------ EXERCISE MATERIAL ------

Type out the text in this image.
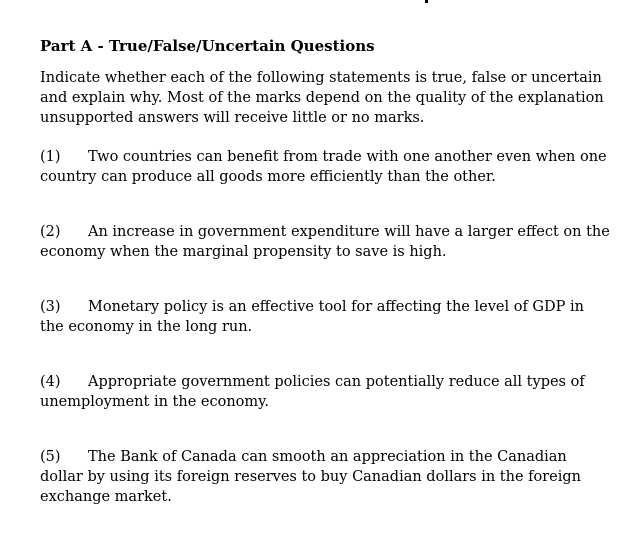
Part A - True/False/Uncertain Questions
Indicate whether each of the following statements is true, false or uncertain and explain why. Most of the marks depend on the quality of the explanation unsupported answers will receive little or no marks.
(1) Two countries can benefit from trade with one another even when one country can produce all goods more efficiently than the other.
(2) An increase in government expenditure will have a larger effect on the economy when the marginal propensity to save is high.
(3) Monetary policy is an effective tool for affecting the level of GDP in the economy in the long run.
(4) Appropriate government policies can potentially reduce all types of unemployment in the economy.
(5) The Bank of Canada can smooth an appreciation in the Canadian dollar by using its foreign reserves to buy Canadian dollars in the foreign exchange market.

------
------ EXERCISE MATERIAL ------

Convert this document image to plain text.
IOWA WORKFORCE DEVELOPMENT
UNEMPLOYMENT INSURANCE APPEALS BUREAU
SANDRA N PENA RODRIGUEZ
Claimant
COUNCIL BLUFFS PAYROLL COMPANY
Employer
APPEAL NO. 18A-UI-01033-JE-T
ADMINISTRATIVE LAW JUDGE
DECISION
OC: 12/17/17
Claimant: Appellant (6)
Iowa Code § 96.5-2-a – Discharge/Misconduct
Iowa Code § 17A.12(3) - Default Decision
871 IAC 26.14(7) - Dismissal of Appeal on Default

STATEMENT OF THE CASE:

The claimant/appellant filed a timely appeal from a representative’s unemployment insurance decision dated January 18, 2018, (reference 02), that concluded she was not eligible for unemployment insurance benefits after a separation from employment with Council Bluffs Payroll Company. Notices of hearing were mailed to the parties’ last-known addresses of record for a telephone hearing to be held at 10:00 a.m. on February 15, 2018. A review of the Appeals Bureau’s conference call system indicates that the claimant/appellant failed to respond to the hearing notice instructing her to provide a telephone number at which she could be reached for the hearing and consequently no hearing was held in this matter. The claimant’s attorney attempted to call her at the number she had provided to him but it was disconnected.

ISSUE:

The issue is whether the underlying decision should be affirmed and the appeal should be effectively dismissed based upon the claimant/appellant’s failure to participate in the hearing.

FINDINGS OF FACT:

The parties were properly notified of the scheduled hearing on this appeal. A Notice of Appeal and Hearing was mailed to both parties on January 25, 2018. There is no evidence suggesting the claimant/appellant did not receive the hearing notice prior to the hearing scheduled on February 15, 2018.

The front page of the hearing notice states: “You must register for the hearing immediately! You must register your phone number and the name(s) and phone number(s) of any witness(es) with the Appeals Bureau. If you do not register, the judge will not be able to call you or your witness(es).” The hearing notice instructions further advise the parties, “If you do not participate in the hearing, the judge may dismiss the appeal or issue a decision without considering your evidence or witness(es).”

------
------ EXERCISE MATERIAL ------

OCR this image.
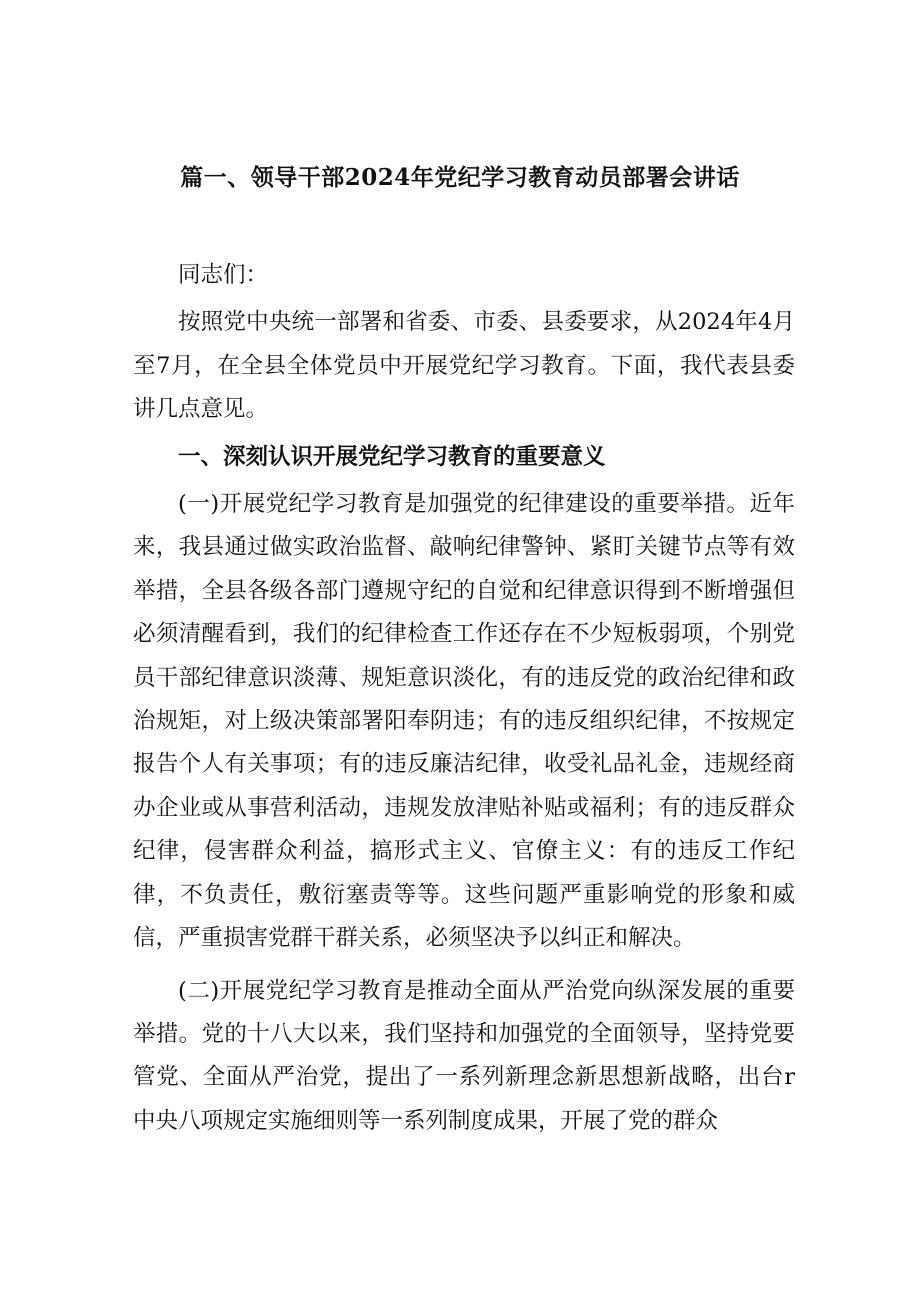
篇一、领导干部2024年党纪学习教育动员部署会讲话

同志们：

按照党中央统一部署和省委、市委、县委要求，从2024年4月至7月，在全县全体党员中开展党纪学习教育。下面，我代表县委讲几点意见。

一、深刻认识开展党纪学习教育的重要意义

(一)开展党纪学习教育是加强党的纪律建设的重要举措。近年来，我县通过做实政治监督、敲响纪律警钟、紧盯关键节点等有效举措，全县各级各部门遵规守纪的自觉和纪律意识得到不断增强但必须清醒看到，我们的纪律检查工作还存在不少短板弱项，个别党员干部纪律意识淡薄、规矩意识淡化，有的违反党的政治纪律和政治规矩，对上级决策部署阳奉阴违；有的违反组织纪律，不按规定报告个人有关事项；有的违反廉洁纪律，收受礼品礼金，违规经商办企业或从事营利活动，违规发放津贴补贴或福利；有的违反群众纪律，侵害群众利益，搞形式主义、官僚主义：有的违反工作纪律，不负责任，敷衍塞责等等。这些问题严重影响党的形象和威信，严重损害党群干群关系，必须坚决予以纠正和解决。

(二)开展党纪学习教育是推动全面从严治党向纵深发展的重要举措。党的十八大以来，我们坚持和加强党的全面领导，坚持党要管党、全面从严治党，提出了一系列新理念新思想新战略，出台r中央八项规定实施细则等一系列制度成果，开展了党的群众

------

## WORK REQUIRED
Go over the records above and tally each line that includes "text". Give the total by itself.

## THE ANSWER
2